• [Task objective] Show every line of the records below that contains the word "description".

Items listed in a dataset
-- begin --

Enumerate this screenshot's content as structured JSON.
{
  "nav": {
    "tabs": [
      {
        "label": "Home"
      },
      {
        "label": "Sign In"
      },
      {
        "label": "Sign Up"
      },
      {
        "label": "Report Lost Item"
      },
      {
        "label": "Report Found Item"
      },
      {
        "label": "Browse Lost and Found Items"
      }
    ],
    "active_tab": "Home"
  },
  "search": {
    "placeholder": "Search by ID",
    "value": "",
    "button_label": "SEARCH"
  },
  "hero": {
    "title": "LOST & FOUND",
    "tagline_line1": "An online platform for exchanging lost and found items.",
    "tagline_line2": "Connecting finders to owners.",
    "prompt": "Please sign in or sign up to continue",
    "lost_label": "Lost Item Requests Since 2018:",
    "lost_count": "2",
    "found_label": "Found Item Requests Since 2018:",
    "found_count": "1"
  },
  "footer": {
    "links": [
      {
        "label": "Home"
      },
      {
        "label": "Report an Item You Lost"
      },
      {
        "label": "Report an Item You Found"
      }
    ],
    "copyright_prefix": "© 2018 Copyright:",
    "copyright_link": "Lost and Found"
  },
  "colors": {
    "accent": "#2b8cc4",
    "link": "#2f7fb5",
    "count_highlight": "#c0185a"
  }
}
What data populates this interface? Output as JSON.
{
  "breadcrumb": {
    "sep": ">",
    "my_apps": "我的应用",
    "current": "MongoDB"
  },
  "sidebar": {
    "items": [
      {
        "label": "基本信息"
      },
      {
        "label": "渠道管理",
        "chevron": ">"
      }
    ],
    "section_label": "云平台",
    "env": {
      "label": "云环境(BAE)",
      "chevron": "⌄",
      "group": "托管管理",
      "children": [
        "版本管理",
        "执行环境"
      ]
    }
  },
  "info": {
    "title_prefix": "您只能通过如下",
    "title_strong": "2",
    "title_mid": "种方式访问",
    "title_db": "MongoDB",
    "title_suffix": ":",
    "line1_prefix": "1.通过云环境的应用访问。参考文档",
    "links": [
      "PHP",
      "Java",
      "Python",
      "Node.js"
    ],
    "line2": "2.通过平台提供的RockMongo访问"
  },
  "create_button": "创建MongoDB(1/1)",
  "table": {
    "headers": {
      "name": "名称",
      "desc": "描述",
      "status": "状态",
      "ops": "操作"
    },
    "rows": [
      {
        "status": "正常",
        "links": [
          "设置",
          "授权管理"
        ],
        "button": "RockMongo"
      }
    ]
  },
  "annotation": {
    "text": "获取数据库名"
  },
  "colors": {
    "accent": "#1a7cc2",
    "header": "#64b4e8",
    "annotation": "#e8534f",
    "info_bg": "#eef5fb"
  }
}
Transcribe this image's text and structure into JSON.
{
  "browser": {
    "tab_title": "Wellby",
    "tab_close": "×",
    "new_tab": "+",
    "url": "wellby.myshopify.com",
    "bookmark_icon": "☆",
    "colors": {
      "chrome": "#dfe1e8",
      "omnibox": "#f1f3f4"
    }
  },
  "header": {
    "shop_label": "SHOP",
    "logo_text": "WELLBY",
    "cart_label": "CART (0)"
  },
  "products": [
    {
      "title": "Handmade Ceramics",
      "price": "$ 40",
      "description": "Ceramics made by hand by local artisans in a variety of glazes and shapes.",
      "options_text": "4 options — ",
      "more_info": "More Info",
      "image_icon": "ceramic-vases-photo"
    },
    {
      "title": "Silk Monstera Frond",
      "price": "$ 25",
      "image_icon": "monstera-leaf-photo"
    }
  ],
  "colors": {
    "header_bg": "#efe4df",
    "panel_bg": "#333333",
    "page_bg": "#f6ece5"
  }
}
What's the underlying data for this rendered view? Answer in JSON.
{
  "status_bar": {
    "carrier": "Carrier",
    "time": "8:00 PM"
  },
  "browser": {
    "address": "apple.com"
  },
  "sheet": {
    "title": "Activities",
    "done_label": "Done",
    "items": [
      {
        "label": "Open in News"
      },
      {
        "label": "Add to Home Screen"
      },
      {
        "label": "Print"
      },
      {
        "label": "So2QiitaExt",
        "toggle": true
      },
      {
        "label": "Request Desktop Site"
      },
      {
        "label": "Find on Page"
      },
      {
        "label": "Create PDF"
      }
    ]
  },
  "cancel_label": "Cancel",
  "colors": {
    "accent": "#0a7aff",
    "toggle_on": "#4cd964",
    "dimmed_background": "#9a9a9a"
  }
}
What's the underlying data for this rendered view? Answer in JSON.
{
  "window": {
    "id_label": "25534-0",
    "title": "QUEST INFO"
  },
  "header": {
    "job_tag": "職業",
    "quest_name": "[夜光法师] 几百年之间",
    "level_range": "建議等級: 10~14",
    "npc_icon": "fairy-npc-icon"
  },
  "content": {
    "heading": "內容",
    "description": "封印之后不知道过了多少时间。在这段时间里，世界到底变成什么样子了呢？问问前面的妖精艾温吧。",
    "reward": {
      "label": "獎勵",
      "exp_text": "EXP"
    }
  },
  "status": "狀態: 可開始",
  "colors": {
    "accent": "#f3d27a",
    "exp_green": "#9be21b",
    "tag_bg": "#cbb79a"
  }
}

-- end --

• [Reply to the exercise]
      "description": "Ceramics made by hand by local artisans in a variety of glazes and shapes.",
    "description": "封印之后不知道过了多少时间。在这段时间里，世界到底变成什么样子了呢？问问前面的妖精艾温吧。",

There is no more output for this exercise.